>>>
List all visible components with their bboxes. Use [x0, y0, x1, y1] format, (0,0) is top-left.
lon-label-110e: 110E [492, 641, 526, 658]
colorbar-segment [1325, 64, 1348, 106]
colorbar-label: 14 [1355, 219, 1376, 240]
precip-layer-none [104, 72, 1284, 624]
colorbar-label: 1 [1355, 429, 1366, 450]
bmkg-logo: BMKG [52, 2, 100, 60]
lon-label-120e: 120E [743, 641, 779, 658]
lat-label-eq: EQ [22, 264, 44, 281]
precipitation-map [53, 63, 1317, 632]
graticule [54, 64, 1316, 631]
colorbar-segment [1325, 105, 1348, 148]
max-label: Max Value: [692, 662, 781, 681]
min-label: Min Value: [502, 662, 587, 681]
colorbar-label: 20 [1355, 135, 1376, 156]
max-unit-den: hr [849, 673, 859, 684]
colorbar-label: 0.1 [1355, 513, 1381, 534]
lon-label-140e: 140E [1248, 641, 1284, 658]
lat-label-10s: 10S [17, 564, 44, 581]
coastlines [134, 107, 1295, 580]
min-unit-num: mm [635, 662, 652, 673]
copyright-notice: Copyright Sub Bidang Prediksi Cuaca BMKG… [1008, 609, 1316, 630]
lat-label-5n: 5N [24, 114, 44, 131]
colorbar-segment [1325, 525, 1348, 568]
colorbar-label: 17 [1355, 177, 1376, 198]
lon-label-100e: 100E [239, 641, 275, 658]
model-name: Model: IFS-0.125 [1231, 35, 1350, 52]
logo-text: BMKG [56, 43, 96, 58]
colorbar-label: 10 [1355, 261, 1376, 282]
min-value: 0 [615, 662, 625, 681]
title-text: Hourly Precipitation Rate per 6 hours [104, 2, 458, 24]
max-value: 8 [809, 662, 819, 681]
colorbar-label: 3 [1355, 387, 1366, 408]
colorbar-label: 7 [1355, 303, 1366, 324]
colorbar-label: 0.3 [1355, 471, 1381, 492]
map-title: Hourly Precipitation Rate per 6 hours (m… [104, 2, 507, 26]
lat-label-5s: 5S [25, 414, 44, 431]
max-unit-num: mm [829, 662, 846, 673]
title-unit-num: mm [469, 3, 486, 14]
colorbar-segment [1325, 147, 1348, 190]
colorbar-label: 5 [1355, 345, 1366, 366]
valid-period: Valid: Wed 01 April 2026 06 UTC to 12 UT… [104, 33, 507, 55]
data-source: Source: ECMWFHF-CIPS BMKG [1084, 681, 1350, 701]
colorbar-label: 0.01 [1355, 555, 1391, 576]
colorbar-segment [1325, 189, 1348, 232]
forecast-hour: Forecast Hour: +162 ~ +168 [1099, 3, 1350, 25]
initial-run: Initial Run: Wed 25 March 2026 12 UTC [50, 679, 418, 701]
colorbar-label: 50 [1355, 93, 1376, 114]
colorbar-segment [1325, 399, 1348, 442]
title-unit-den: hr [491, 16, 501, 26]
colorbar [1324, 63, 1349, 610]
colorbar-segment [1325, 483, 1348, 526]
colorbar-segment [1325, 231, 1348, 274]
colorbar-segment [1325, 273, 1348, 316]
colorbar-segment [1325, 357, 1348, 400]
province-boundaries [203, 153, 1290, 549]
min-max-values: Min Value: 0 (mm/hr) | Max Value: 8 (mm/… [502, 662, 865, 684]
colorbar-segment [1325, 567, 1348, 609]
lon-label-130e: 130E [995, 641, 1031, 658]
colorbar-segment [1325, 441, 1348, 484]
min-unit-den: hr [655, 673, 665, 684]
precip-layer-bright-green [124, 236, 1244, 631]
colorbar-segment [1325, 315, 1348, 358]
<<<
— Set task —
Reproduce all of the material above line for line, without changing anything.

— Exercise solution —
List all visible components with their bboxes. Use [x0, y0, x1, y1] format, (0,0) is top-left.
lon-label-110e: 110E [492, 641, 526, 658]
colorbar-segment [1325, 64, 1348, 106]
colorbar-label: 14 [1355, 219, 1376, 240]
precip-layer-none [104, 72, 1284, 624]
colorbar-label: 1 [1355, 429, 1366, 450]
bmkg-logo: BMKG [52, 2, 100, 60]
lon-label-120e: 120E [743, 641, 779, 658]
lat-label-eq: EQ [22, 264, 44, 281]
precipitation-map [53, 63, 1317, 632]
graticule [54, 64, 1316, 631]
colorbar-segment [1325, 105, 1348, 148]
max-label: Max Value: [692, 662, 781, 681]
min-label: Min Value: [502, 662, 587, 681]
colorbar-label: 20 [1355, 135, 1376, 156]
max-unit-den: hr [849, 673, 859, 684]
colorbar-label: 0.1 [1355, 513, 1381, 534]
lon-label-140e: 140E [1248, 641, 1284, 658]
lat-label-10s: 10S [17, 564, 44, 581]
coastlines [134, 107, 1295, 580]
min-unit-num: mm [635, 662, 652, 673]
copyright-notice: Copyright Sub Bidang Prediksi Cuaca BMKG… [1008, 609, 1316, 630]
lat-label-5n: 5N [24, 114, 44, 131]
colorbar-segment [1325, 525, 1348, 568]
colorbar-label: 17 [1355, 177, 1376, 198]
lon-label-100e: 100E [239, 641, 275, 658]
model-name: Model: IFS-0.125 [1231, 35, 1350, 52]
logo-text: BMKG [56, 43, 96, 58]
colorbar-label: 10 [1355, 261, 1376, 282]
min-value: 0 [615, 662, 625, 681]
title-text: Hourly Precipitation Rate per 6 hours [104, 2, 458, 24]
max-value: 8 [809, 662, 819, 681]
colorbar-label: 3 [1355, 387, 1366, 408]
colorbar-label: 7 [1355, 303, 1366, 324]
colorbar-label: 0.3 [1355, 471, 1381, 492]
map-title: Hourly Precipitation Rate per 6 hours (m… [104, 2, 507, 26]
lat-label-5s: 5S [25, 414, 44, 431]
max-unit-num: mm [829, 662, 846, 673]
title-unit-num: mm [469, 3, 486, 14]
colorbar-segment [1325, 147, 1348, 190]
colorbar-label: 5 [1355, 345, 1366, 366]
valid-period: Valid: Wed 01 April 2026 06 UTC to 12 UT… [104, 33, 507, 55]
data-source: Source: ECMWFHF-CIPS BMKG [1084, 681, 1350, 701]
colorbar-label: 0.01 [1355, 555, 1391, 576]
colorbar-segment [1325, 189, 1348, 232]
forecast-hour: Forecast Hour: +162 ~ +168 [1099, 3, 1350, 25]
initial-run: Initial Run: Wed 25 March 2026 12 UTC [50, 679, 418, 701]
colorbar-label: 50 [1355, 93, 1376, 114]
colorbar-segment [1325, 399, 1348, 442]
title-unit-den: hr [491, 16, 501, 26]
colorbar [1324, 63, 1349, 610]
colorbar-segment [1325, 483, 1348, 526]
colorbar-segment [1325, 231, 1348, 274]
colorbar-segment [1325, 273, 1348, 316]
colorbar-segment [1325, 357, 1348, 400]
province-boundaries [203, 153, 1290, 549]
min-max-values: Min Value: 0 (mm/hr) | Max Value: 8 (mm/… [502, 662, 865, 684]
colorbar-segment [1325, 567, 1348, 609]
lon-label-130e: 130E [995, 641, 1031, 658]
colorbar-segment [1325, 441, 1348, 484]
min-unit-den: hr [655, 673, 665, 684]
precip-layer-bright-green [124, 236, 1244, 631]
colorbar-segment [1325, 315, 1348, 358]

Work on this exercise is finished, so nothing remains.